# JOBS
- 1) Reproduce a passage of the earnings call excerpt word for word, beginning at the words "Thanks for the" and stopping after "your cash level?".
- 2) In the earnings call excerpt, about how much cash does Rob say was burned in 2021?

>> start TEXT SEGMENT

Got it. Thanks. So I guess as we think about capital consumption coming down further in ‘23, is more of that this year going to be on loss ratio improvement relative to last year or will it be, since it sounds like marketing, maybe ticks up a little bit, or is it other areas?

Hi, Charlie, it’s Rob. It’s a couple of things. Number one, regarding cash burn, if you think about what we did, we burned about $400 million in cash in 2021, another roughly $200 million in 2022. We expect a similar dynamic for 2023. The primary drivers are the loss ratio. We expect the loss ratio to come down substantially again in 2023, as well as the work we continue to do around our cost structure.

Alex Timm CEO

Thanks, Charlie.

Operator

Our next question comes from the line of Tommy McJoynt from KBW. Please proceed.

Speaker 8

Hey, guys. Good morning. Yes, my first question, just continuing on that topic of capital, you talked about being capital self-sufficient with your current outlook. So in your internal forecast, how much of a cushion at the trough cash level do you have, and at what year or quarter do you envision that occurring?

Thanks for the question, Tommy. Could you just clarify what exactly you are asking? Are you trying to understand when we expect to reach the bottom of our cash burn?

Speaker 8

Just when do you think you will be at the bottom of your cash level?

>> end TEXT SEGMENT
>> start RAW RECORDS

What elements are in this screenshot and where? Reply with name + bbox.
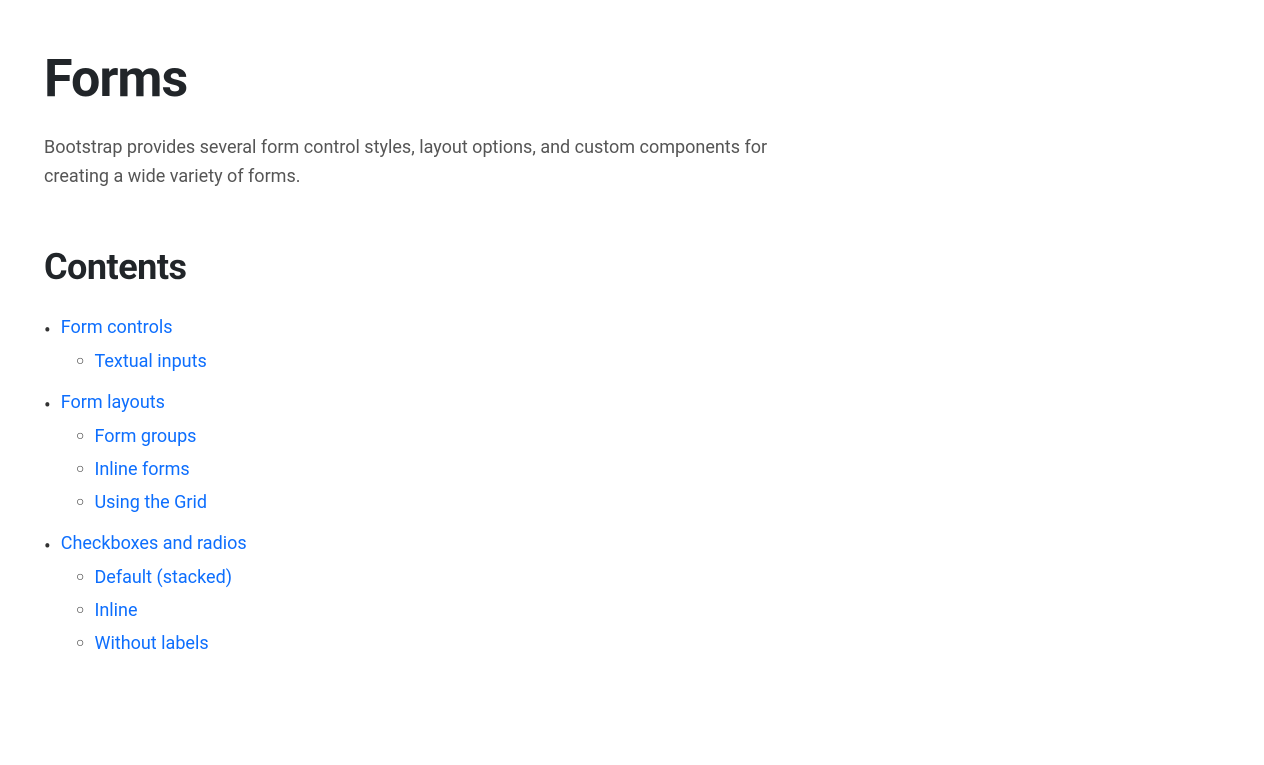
contents-link-inline-forms[interactable]: Inline forms [94, 456, 189, 483]
list-item: • Form controls ○ Textual inputs [44, 314, 1220, 385]
bullet-open-icon: ○ [76, 493, 84, 513]
contents-list: • Form controls ○ Textual inputs • Form layou… [44, 314, 1220, 667]
list-item: ○ Without labels [76, 630, 1220, 657]
bullet-open-icon: ○ [76, 352, 84, 372]
contents-link-default-stacked[interactable]: Default (stacked) [94, 564, 232, 591]
contents-link-textual-inputs[interactable]: Textual inputs [94, 348, 206, 375]
bullet-open-icon: ○ [76, 427, 84, 447]
list-item: • Checkboxes and radios ○ Default (stacked)… [44, 530, 1220, 667]
list-item: ○ Form groups [76, 423, 1220, 450]
sub-list-form-controls: ○ Textual inputs [76, 348, 1220, 381]
page-title: Forms [44, 40, 1220, 118]
bullet-open-icon: ○ [76, 568, 84, 588]
bullet-filled-icon: • [44, 532, 51, 560]
contents-link-without-labels[interactable]: Without labels [94, 630, 208, 657]
list-item: ○ Default (stacked) [76, 564, 1220, 591]
sub-list-checkboxes-and-radios: ○ Default (stacked) ○ Inline ○ Without labels [76, 564, 1220, 663]
bullet-filled-icon: • [44, 391, 51, 419]
bullet-open-icon: ○ [76, 460, 84, 480]
list-item: ○ Inline [76, 597, 1220, 624]
bullet-filled-icon: • [44, 316, 51, 344]
contents-heading: Contents [44, 240, 1220, 294]
contents-link-checkboxes-and-radios[interactable]: Checkboxes and radios [61, 530, 247, 557]
list-item: ○ Using the Grid [76, 489, 1220, 516]
contents-link-using-the-grid[interactable]: Using the Grid [94, 489, 207, 516]
bullet-open-icon: ○ [76, 634, 84, 654]
contents-link-form-groups[interactable]: Form groups [94, 423, 196, 450]
page-description: Bootstrap provides several form control … [44, 134, 804, 192]
contents-link-form-controls[interactable]: Form controls [61, 314, 173, 341]
list-item: ○ Textual inputs [76, 348, 1220, 375]
bullet-open-icon: ○ [76, 601, 84, 621]
list-item: • Form layouts ○ Form groups ○ Inline forms ○ U… [44, 389, 1220, 526]
sub-list-form-layouts: ○ Form groups ○ Inline forms ○ Using the Grid [76, 423, 1220, 522]
list-item: ○ Inline forms [76, 456, 1220, 483]
contents-link-form-layouts[interactable]: Form layouts [61, 389, 165, 416]
contents-link-inline[interactable]: Inline [94, 597, 137, 624]
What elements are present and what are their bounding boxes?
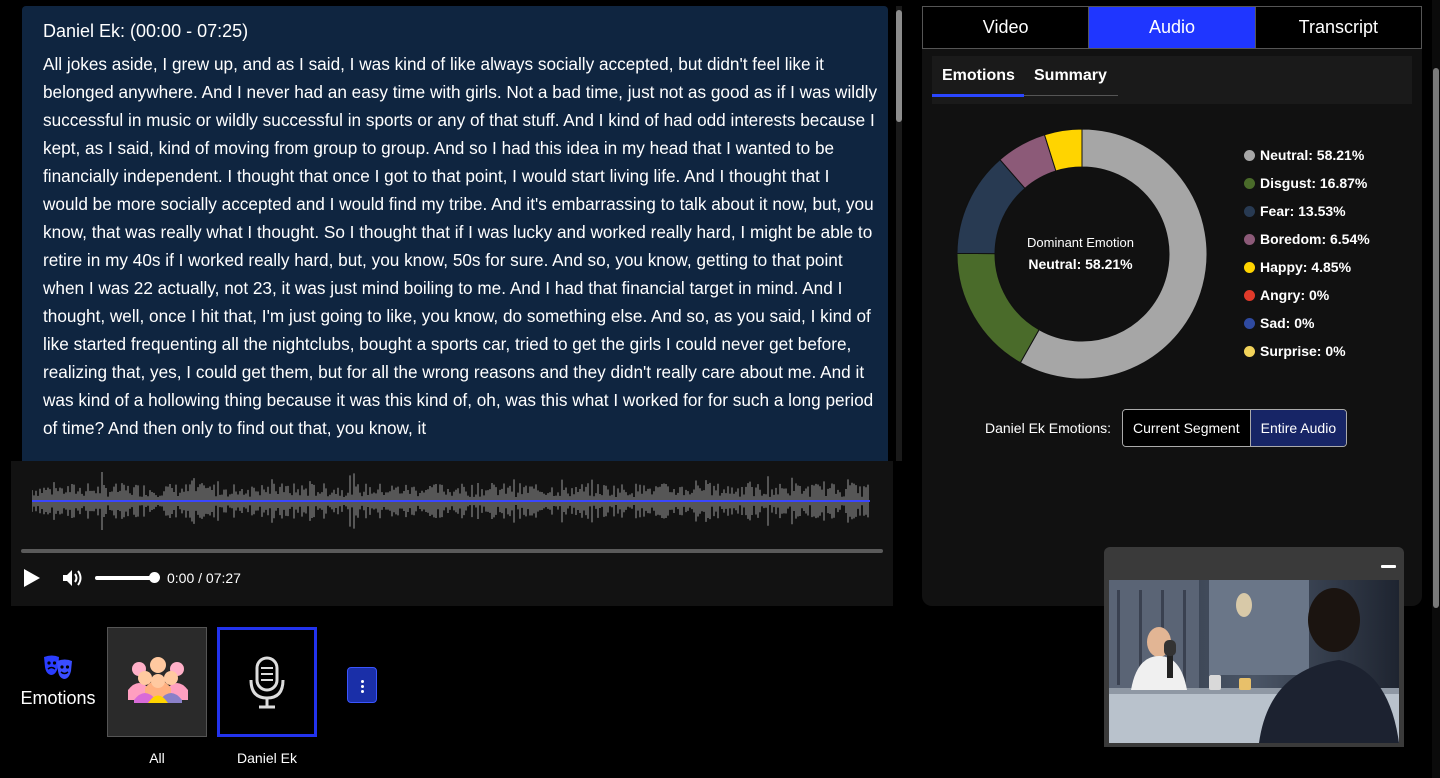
legend-item-fear: Fear: 13.53% bbox=[1244, 203, 1370, 231]
speaker-header: Daniel Ek: (00:00 - 07:25) bbox=[43, 21, 249, 41]
legend-item-boredom: Boredom: 6.54% bbox=[1244, 231, 1370, 259]
analysis-subtabs: Emotions Summary bbox=[932, 56, 1412, 104]
legend-item-happy: Happy: 4.85% bbox=[1244, 259, 1370, 287]
transcript-panel: Daniel Ek: (00:00 - 07:25) All jokes asi… bbox=[11, 0, 902, 461]
current-segment-button[interactable]: Current Segment bbox=[1123, 410, 1250, 446]
legend-label: Sad: 0% bbox=[1260, 315, 1315, 331]
legend-label: Disgust: 16.87% bbox=[1260, 175, 1368, 191]
subtab-active-indicator bbox=[932, 94, 1024, 97]
transcript-text: All jokes aside, I grew up, and as I sai… bbox=[43, 54, 878, 438]
group-icon bbox=[128, 657, 188, 703]
media-tabs: Video Audio Transcript bbox=[922, 6, 1422, 49]
legend-item-surprise: Surprise: 0% bbox=[1244, 343, 1370, 371]
legend-item-neutral: Neutral: 58.21% bbox=[1244, 147, 1370, 175]
legend-swatch bbox=[1244, 178, 1255, 189]
legend-label: Boredom: 6.54% bbox=[1260, 231, 1370, 247]
tab-audio[interactable]: Audio bbox=[1089, 7, 1256, 48]
waveform-graphic[interactable] bbox=[32, 469, 872, 533]
microphone-icon bbox=[249, 656, 285, 709]
speaker-tile-daniel-ek[interactable] bbox=[217, 627, 317, 737]
legend-swatch bbox=[1244, 346, 1255, 357]
audio-player: 0:00 / 07:27 bbox=[11, 537, 893, 606]
speaker-tile-all[interactable] bbox=[107, 627, 207, 737]
theater-masks-icon bbox=[44, 655, 72, 679]
analysis-panel: Video Audio Transcript Emotions Summary … bbox=[922, 6, 1422, 606]
legend-swatch bbox=[1244, 234, 1255, 245]
dominant-emotion-title: Dominant Emotion bbox=[1027, 235, 1134, 250]
entire-audio-button[interactable]: Entire Audio bbox=[1249, 410, 1347, 446]
transcript-scrollbar-thumb[interactable] bbox=[896, 10, 902, 122]
legend-label: Fear: 13.53% bbox=[1260, 203, 1346, 219]
video-frame[interactable] bbox=[1109, 580, 1399, 743]
legend-swatch bbox=[1244, 206, 1255, 217]
video-thumbnail bbox=[1109, 580, 1399, 743]
segment-scope-label: Daniel Ek Emotions: bbox=[985, 420, 1112, 436]
progress-bar[interactable] bbox=[21, 549, 883, 553]
page-scrollbar[interactable] bbox=[1432, 0, 1440, 778]
legend-swatch bbox=[1244, 150, 1255, 161]
legend-item-sad: Sad: 0% bbox=[1244, 315, 1370, 343]
subtab-summary[interactable]: Summary bbox=[1034, 67, 1107, 85]
tab-video[interactable]: Video bbox=[923, 7, 1090, 48]
speaker-tile-daniel-ek-caption: Daniel Ek bbox=[237, 750, 297, 766]
speaker-tile-all-caption: All bbox=[149, 750, 165, 766]
subtab-emotions[interactable]: Emotions bbox=[942, 67, 1015, 85]
legend-item-angry: Angry: 0% bbox=[1244, 287, 1370, 315]
transcript-segment[interactable]: Daniel Ek: (00:00 - 07:25) All jokes asi… bbox=[22, 6, 888, 461]
emotions-label: Emotions bbox=[20, 688, 96, 708]
volume-slider[interactable] bbox=[95, 576, 155, 580]
waveform[interactable] bbox=[11, 461, 893, 541]
minimize-icon[interactable] bbox=[1381, 565, 1396, 568]
more-options-icon bbox=[361, 680, 364, 683]
legend-swatch bbox=[1244, 318, 1255, 329]
legend-swatch bbox=[1244, 262, 1255, 273]
legend-label: Surprise: 0% bbox=[1260, 343, 1346, 359]
legend-swatch bbox=[1244, 290, 1255, 301]
emotions-section-label: Emotions bbox=[16, 654, 100, 709]
legend-label: Angry: 0% bbox=[1260, 287, 1330, 303]
page-scrollbar-thumb[interactable] bbox=[1433, 68, 1439, 608]
time-readout: 0:00 / 07:27 bbox=[167, 570, 241, 586]
subtab-divider bbox=[1024, 95, 1118, 96]
legend-label: Happy: 4.85% bbox=[1260, 259, 1352, 275]
more-options-button[interactable] bbox=[347, 667, 377, 703]
segment-scope-toggle: Current Segment Entire Audio bbox=[1122, 409, 1348, 447]
transcript-scrollbar[interactable] bbox=[896, 6, 902, 461]
emotion-donut-chart bbox=[956, 128, 1208, 380]
legend-item-disgust: Disgust: 16.87% bbox=[1244, 175, 1370, 203]
volume-slider-handle[interactable] bbox=[149, 572, 160, 583]
play-icon[interactable] bbox=[21, 567, 43, 589]
volume-icon[interactable] bbox=[61, 567, 85, 589]
emotion-legend: Neutral: 58.21% Disgust: 16.87% Fear: 13.5… bbox=[1244, 147, 1370, 371]
legend-label: Neutral: 58.21% bbox=[1260, 147, 1365, 163]
dominant-emotion-value: Neutral: 58.21% bbox=[1028, 256, 1133, 272]
tab-transcript[interactable]: Transcript bbox=[1255, 7, 1421, 48]
mini-video-player[interactable] bbox=[1104, 547, 1404, 747]
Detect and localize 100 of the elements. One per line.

>> end RAW RECORDS

# SOLUTIONS TO THE EXERCISE
- 1)
Thanks for the question, Tommy. Could you just clarify what exactly you are asking? Are you trying to understand when we expect to reach the bottom of our cash burn?

Speaker 8

Just when do you think you will be at the bottom of your cash level?

- 2) About $400 million.